[Extracts from a graphics dataset]
## Start

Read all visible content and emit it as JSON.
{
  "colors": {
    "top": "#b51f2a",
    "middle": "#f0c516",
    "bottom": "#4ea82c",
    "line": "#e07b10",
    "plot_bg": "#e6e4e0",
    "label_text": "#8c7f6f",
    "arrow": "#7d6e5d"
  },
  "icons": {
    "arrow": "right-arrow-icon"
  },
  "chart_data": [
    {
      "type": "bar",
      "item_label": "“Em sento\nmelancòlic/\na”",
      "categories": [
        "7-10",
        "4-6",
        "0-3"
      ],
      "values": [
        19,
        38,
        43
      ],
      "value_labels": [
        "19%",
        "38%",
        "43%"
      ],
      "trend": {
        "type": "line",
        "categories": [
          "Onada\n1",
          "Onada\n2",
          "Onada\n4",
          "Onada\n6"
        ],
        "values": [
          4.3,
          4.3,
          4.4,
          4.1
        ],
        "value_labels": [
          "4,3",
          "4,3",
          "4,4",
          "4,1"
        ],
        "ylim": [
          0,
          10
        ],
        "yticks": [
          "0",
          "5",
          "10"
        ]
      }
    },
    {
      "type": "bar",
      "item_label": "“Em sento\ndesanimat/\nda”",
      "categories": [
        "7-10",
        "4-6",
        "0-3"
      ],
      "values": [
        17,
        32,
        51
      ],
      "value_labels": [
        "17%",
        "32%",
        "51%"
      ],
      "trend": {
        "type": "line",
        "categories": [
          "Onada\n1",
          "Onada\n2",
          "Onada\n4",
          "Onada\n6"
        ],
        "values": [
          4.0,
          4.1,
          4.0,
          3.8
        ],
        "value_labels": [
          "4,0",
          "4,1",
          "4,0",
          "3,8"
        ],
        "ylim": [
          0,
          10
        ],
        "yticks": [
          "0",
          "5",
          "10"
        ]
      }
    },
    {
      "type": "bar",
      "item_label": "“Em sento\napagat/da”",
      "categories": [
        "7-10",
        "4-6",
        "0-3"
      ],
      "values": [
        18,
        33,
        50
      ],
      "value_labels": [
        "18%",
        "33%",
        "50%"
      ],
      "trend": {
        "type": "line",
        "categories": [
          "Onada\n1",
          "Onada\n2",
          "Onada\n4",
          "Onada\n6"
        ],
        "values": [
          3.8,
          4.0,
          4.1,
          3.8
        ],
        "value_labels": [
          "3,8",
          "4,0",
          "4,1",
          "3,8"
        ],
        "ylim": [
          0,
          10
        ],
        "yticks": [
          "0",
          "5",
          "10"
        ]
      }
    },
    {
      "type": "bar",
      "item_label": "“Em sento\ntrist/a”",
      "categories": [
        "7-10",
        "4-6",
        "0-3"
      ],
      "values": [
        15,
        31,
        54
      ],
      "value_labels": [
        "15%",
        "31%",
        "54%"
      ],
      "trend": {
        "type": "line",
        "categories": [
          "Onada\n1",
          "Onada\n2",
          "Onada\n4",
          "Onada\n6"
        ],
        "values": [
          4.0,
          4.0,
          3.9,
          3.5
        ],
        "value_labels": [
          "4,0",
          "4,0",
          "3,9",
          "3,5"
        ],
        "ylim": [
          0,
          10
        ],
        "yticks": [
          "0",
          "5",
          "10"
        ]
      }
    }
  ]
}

## End
## Start

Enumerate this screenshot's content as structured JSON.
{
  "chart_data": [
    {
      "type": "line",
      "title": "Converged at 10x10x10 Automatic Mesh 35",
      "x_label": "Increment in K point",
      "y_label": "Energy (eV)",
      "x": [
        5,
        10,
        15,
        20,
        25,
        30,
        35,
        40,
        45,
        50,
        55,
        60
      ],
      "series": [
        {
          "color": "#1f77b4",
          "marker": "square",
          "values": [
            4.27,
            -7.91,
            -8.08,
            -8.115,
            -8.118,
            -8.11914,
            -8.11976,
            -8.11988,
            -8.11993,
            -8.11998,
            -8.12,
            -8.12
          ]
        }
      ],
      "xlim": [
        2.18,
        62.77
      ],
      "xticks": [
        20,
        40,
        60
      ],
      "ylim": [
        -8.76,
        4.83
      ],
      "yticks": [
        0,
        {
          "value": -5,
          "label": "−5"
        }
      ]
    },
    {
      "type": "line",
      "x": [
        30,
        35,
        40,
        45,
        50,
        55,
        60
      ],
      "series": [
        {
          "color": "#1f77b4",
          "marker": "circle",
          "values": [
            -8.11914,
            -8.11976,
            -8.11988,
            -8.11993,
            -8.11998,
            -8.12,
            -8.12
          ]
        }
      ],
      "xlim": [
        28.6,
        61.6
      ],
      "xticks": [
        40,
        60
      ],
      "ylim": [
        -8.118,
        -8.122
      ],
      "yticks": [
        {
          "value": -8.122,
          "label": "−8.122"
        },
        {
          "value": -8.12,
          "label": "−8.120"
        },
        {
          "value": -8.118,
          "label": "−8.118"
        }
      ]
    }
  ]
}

## End
## Start

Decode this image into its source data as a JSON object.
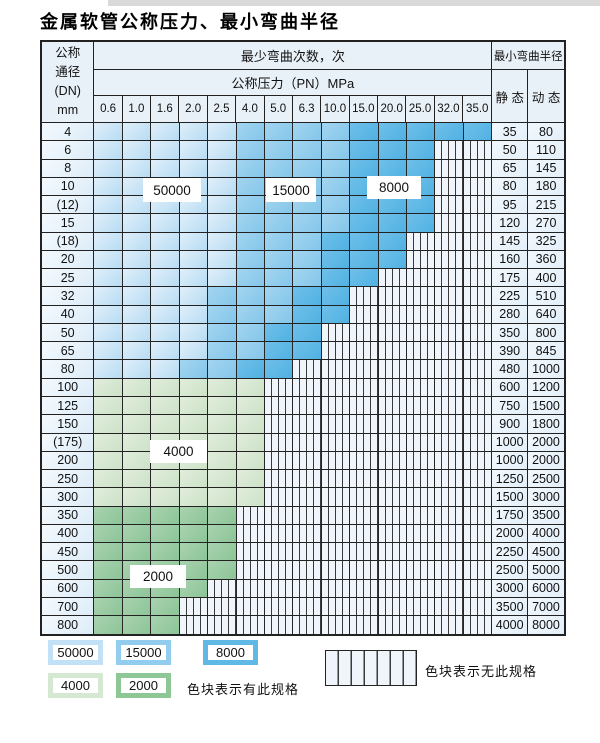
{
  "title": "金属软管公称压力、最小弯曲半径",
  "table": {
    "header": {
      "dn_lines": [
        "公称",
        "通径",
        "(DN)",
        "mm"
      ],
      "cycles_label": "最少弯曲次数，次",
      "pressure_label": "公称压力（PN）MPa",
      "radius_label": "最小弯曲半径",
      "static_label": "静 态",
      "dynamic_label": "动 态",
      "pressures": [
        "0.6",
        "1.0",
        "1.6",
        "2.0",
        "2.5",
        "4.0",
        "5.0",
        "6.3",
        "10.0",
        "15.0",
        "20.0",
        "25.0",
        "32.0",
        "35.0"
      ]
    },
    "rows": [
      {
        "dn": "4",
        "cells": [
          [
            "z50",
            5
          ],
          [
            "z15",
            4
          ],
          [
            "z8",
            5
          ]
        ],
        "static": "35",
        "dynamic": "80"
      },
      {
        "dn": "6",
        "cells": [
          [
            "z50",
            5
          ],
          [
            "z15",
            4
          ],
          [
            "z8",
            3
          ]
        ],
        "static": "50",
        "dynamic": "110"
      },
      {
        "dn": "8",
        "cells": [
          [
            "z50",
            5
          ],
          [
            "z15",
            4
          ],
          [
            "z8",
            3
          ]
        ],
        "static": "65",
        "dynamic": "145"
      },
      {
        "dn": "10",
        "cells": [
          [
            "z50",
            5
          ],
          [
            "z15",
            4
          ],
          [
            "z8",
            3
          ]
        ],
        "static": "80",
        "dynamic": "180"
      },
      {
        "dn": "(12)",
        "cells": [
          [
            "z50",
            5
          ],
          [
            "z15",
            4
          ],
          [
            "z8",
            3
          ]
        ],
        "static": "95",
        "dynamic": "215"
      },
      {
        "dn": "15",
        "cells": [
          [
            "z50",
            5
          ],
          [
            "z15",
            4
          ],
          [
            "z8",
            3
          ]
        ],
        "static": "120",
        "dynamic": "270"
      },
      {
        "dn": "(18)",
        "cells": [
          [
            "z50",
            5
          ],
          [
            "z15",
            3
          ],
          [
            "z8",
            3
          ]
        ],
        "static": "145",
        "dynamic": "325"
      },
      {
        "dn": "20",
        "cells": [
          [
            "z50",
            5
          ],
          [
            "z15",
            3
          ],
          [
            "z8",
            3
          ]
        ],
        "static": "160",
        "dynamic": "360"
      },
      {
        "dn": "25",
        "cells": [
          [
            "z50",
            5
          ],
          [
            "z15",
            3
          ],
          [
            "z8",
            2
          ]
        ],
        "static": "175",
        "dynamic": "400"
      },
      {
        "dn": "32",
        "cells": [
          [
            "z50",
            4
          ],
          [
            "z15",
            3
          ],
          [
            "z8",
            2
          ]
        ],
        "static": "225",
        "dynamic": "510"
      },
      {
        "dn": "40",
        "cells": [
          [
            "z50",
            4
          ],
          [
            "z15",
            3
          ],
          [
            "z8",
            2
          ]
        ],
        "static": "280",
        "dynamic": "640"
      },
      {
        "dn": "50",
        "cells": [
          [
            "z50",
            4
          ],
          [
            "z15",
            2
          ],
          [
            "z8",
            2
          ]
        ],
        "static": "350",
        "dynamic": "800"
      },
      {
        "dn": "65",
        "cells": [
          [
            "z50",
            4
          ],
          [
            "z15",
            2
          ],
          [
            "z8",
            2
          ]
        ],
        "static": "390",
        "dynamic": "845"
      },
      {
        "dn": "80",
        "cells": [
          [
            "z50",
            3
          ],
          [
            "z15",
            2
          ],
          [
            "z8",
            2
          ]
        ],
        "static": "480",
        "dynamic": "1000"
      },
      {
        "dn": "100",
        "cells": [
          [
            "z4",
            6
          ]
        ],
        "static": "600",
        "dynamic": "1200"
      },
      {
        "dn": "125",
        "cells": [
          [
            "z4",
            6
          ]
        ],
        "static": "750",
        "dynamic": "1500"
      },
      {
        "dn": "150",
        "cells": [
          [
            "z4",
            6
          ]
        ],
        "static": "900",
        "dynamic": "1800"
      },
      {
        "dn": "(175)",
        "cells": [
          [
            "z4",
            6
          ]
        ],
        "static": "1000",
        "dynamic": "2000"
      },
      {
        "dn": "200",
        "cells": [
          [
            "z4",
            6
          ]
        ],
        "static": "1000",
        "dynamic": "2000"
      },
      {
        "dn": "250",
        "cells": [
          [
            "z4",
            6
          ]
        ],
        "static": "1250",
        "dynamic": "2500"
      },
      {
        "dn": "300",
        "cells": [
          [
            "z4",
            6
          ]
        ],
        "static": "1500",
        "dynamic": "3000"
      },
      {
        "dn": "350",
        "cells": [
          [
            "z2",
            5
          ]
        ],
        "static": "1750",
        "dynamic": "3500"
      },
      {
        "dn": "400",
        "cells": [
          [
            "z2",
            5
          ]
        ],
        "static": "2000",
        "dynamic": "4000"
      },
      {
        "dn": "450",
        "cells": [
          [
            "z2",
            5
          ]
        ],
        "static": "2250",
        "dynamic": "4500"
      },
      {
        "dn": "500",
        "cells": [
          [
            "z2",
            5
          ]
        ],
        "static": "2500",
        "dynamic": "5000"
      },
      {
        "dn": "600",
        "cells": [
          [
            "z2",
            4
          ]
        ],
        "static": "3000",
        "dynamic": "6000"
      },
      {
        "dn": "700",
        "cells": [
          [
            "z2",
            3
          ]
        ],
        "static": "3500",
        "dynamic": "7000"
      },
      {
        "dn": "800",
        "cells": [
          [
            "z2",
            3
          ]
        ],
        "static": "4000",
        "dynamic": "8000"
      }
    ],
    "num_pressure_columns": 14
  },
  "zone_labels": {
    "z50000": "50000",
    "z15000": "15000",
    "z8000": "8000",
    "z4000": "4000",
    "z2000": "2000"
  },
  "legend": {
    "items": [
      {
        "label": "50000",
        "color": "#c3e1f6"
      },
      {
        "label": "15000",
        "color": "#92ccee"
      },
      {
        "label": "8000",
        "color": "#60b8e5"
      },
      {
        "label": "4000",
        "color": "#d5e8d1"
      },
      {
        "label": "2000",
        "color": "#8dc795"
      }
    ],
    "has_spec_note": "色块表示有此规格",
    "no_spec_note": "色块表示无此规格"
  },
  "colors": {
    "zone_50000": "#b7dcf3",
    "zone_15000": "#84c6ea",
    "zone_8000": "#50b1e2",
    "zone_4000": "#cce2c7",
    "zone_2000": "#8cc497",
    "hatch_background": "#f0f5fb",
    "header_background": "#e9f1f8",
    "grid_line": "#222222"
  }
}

## End

[Work required] Read the entries above, then pull out the lines that include "最小弯曲半径".

[Completed exercise]
  "title": "金属软管公称压力、最小弯曲半径",
      "radius_label": "最小弯曲半径",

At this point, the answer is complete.